▶ **CHALLENGE**: From the listing below, extract each line containing the string "Verts".

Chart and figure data
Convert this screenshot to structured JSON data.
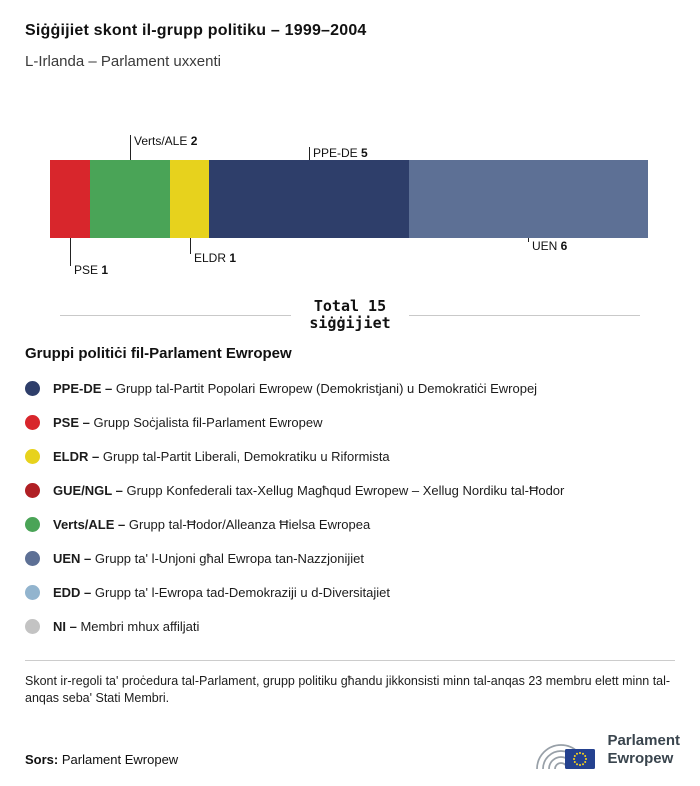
{
  "header": {
    "title": "Siġġijiet skont il-grupp politiku – 1999–2004",
    "subtitle": "L-Irlanda – Parlament uxxenti"
  },
  "chart_data": {
    "type": "bar",
    "variant": "horizontal-stacked-seat-bar",
    "total_seats": 15,
    "total_label_line1": "Total 15",
    "total_label_line2": "siġġijiet",
    "categories": [
      "PSE",
      "Verts/ALE",
      "ELDR",
      "PPE-DE",
      "UEN"
    ],
    "values": [
      1,
      2,
      1,
      5,
      6
    ],
    "segments": [
      {
        "name": "PSE",
        "seats": 1,
        "color": "#d8262c",
        "label_side": "below",
        "label_level": 3
      },
      {
        "name": "Verts/ALE",
        "seats": 2,
        "color": "#4aa457",
        "label_side": "above",
        "label_level": 2
      },
      {
        "name": "ELDR",
        "seats": 1,
        "color": "#e7d21d",
        "label_side": "below",
        "label_level": 2
      },
      {
        "name": "PPE-DE",
        "seats": 5,
        "color": "#2e3e6a",
        "label_side": "above",
        "label_level": 1
      },
      {
        "name": "UEN",
        "seats": 6,
        "color": "#5d7095",
        "label_side": "below",
        "label_level": 1
      }
    ]
  },
  "legend": {
    "title": "Gruppi politiċi fil-Parlament Ewropew",
    "items": [
      {
        "abbr": "PPE-DE –",
        "desc": "Grupp tal-Partit Popolari Ewropew (Demokristjani) u Demokratiċi Ewropej",
        "color": "#2e3e6a"
      },
      {
        "abbr": "PSE –",
        "desc": "Grupp Soċjalista fil-Parlament Ewropew",
        "color": "#d8262c"
      },
      {
        "abbr": "ELDR –",
        "desc": "Grupp tal-Partit Liberali, Demokratiku u Riformista",
        "color": "#e7d21d"
      },
      {
        "abbr": "GUE/NGL –",
        "desc": "Grupp Konfederali tax-Xellug Magħqud Ewropew – Xellug Nordiku tal-Ħodor",
        "color": "#b01f24"
      },
      {
        "abbr": "Verts/ALE –",
        "desc": "Grupp tal-Ħodor/Alleanza Ħielsa Ewropea",
        "color": "#4aa457"
      },
      {
        "abbr": "UEN –",
        "desc": "Grupp ta' l-Unjoni għal Ewropa tan-Nazzjonijiet",
        "color": "#5d7095"
      },
      {
        "abbr": "EDD –",
        "desc": "Grupp ta' l-Ewropa tad-Demokraziji u d-Diversitajiet",
        "color": "#92b4ce"
      },
      {
        "abbr": "NI –",
        "desc": "Membri mhux affiljati",
        "color": "#c3c3c3"
      }
    ]
  },
  "footnote": "Skont ir-regoli ta' proċedura tal-Parlament, grupp politiku għandu jikkonsisti minn tal-anqas 23 membru elett minn tal-anqas seba' Stati Membri.",
  "source": {
    "label": "Sors:",
    "value": "Parlament Ewropew"
  },
  "logo": {
    "line1": "Parlament",
    "line2": "Ewropew",
    "flag_blue": "#24418f",
    "star_yellow": "#ffd617",
    "arc_gray": "#98a0a8"
  }
}
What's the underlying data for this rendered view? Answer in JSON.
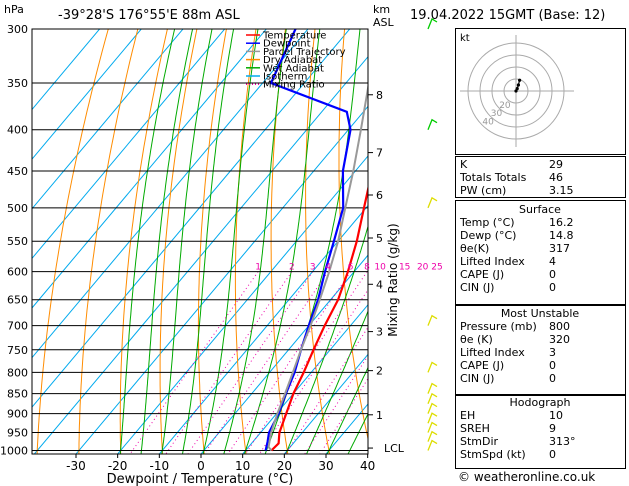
{
  "header": {
    "hpa": "hPa",
    "location": "-39°28'S  176°55'E  88m  ASL",
    "km": "km",
    "asl": "ASL",
    "datetime": "19.04.2022  15GMT  (Base: 12)"
  },
  "legend": [
    {
      "label": "Temperature",
      "color": "#ff0000"
    },
    {
      "label": "Dewpoint",
      "color": "#0000ff"
    },
    {
      "label": "Parcel Trajectory",
      "color": "#999999"
    },
    {
      "label": "Dry Adiabat",
      "color": "#ff8c00"
    },
    {
      "label": "Wet Adiabat",
      "color": "#00aa00"
    },
    {
      "label": "Isotherm",
      "color": "#00aaee"
    },
    {
      "label": "Mixing Ratio",
      "color": "#ee00aa"
    }
  ],
  "chart_data": {
    "type": "line",
    "xlabel": "Dewpoint / Temperature (°C)",
    "ylabel": "Mixing Ratio (g/kg)",
    "pressure_levels": [
      300,
      350,
      400,
      450,
      500,
      550,
      600,
      650,
      700,
      750,
      800,
      850,
      900,
      950,
      1000
    ],
    "temp_ticks": [
      -30,
      -20,
      -10,
      0,
      10,
      20,
      30,
      40
    ],
    "km_ticks": [
      {
        "label": "8",
        "p": 362
      },
      {
        "label": "7",
        "p": 427
      },
      {
        "label": "6",
        "p": 482
      },
      {
        "label": "5",
        "p": 545
      },
      {
        "label": "4",
        "p": 622
      },
      {
        "label": "3",
        "p": 712
      },
      {
        "label": "2",
        "p": 796
      },
      {
        "label": "1",
        "p": 903
      },
      {
        "label": "LCL",
        "p": 993
      }
    ],
    "mixing_ratio_labels": [
      "1",
      "2",
      "3",
      "4",
      "6",
      "8",
      "10",
      "15",
      "20",
      "25"
    ],
    "mixing_ratio_values": [
      1,
      2,
      3,
      4,
      6,
      8,
      10,
      15,
      20,
      25
    ],
    "xlim": [
      -35,
      40
    ],
    "plim": [
      300,
      1010
    ],
    "series": [
      {
        "name": "Temperature",
        "color": "#ff0000",
        "points": [
          [
            16.2,
            1000
          ],
          [
            16.5,
            980
          ],
          [
            14.5,
            950
          ],
          [
            12.3,
            900
          ],
          [
            10,
            850
          ],
          [
            8.2,
            800
          ],
          [
            6,
            750
          ],
          [
            3.8,
            700
          ],
          [
            1.8,
            650
          ],
          [
            -1.5,
            600
          ],
          [
            -5.5,
            550
          ],
          [
            -10.5,
            500
          ],
          [
            -16,
            450
          ],
          [
            -22.5,
            400
          ],
          [
            -29.5,
            350
          ],
          [
            -37,
            300
          ]
        ]
      },
      {
        "name": "Dewpoint",
        "color": "#0000ff",
        "points": [
          [
            14.8,
            1000
          ],
          [
            13.5,
            975
          ],
          [
            12,
            950
          ],
          [
            10.5,
            900
          ],
          [
            8.2,
            850
          ],
          [
            6,
            800
          ],
          [
            3,
            750
          ],
          [
            0,
            700
          ],
          [
            -3,
            650
          ],
          [
            -7,
            600
          ],
          [
            -11,
            550
          ],
          [
            -15.5,
            500
          ],
          [
            -23,
            450
          ],
          [
            -29.5,
            400
          ],
          [
            -34,
            380
          ],
          [
            -58,
            350
          ],
          [
            -63,
            300
          ]
        ]
      },
      {
        "name": "Parcel Trajectory",
        "color": "#999999",
        "points": [
          [
            16.2,
            1000
          ],
          [
            14.8,
            990
          ],
          [
            12.5,
            950
          ],
          [
            10.2,
            900
          ],
          [
            8,
            850
          ],
          [
            5.6,
            800
          ],
          [
            3,
            750
          ],
          [
            0.4,
            700
          ],
          [
            -2.6,
            650
          ],
          [
            -6,
            600
          ],
          [
            -10,
            550
          ],
          [
            -15,
            500
          ],
          [
            -20.5,
            450
          ],
          [
            -27,
            400
          ],
          [
            -34.5,
            350
          ],
          [
            -43,
            300
          ]
        ]
      }
    ],
    "winds": [
      {
        "p": 1000,
        "color": "#dddd00"
      },
      {
        "p": 975,
        "color": "#dddd00"
      },
      {
        "p": 950,
        "color": "#dddd00"
      },
      {
        "p": 925,
        "color": "#dddd00"
      },
      {
        "p": 900,
        "color": "#dddd00"
      },
      {
        "p": 875,
        "color": "#dddd00"
      },
      {
        "p": 850,
        "color": "#dddd00"
      },
      {
        "p": 800,
        "color": "#dddd00"
      },
      {
        "p": 700,
        "color": "#dddd00"
      },
      {
        "p": 500,
        "color": "#dddd00"
      },
      {
        "p": 400,
        "color": "#00cc00"
      },
      {
        "p": 300,
        "color": "#00cc00"
      }
    ]
  },
  "hodograph": {
    "unit": "kt",
    "ring_labels": [
      "40",
      "30",
      "20"
    ],
    "points": [
      [
        0,
        0
      ],
      [
        1,
        2
      ],
      [
        2,
        5
      ],
      [
        3,
        9
      ]
    ]
  },
  "indices": {
    "top": [
      {
        "k": "K",
        "v": "29"
      },
      {
        "k": "Totals Totals",
        "v": "46"
      },
      {
        "k": "PW (cm)",
        "v": "3.15"
      }
    ],
    "surface_title": "Surface",
    "surface": [
      {
        "k": "Temp (°C)",
        "v": "16.2"
      },
      {
        "k": "Dewp (°C)",
        "v": "14.8"
      },
      {
        "k": "θe(K)",
        "v": "317"
      },
      {
        "k": "Lifted Index",
        "v": "4"
      },
      {
        "k": "CAPE (J)",
        "v": "0"
      },
      {
        "k": "CIN (J)",
        "v": "0"
      }
    ],
    "unstable_title": "Most Unstable",
    "unstable": [
      {
        "k": "Pressure (mb)",
        "v": "800"
      },
      {
        "k": "θe (K)",
        "v": "320"
      },
      {
        "k": "Lifted Index",
        "v": "3"
      },
      {
        "k": "CAPE (J)",
        "v": "0"
      },
      {
        "k": "CIN (J)",
        "v": "0"
      }
    ],
    "hodo_title": "Hodograph",
    "hodo": [
      {
        "k": "EH",
        "v": "10"
      },
      {
        "k": "SREH",
        "v": "9"
      },
      {
        "k": "StmDir",
        "v": "313°"
      },
      {
        "k": "StmSpd (kt)",
        "v": "0"
      }
    ]
  },
  "footer": "© weatheronline.co.uk"
}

▶ **TASK RESPONSE**:
      "Verts/ALE",
        "name": "Verts/ALE",
        "abbr": "Verts/ALE –",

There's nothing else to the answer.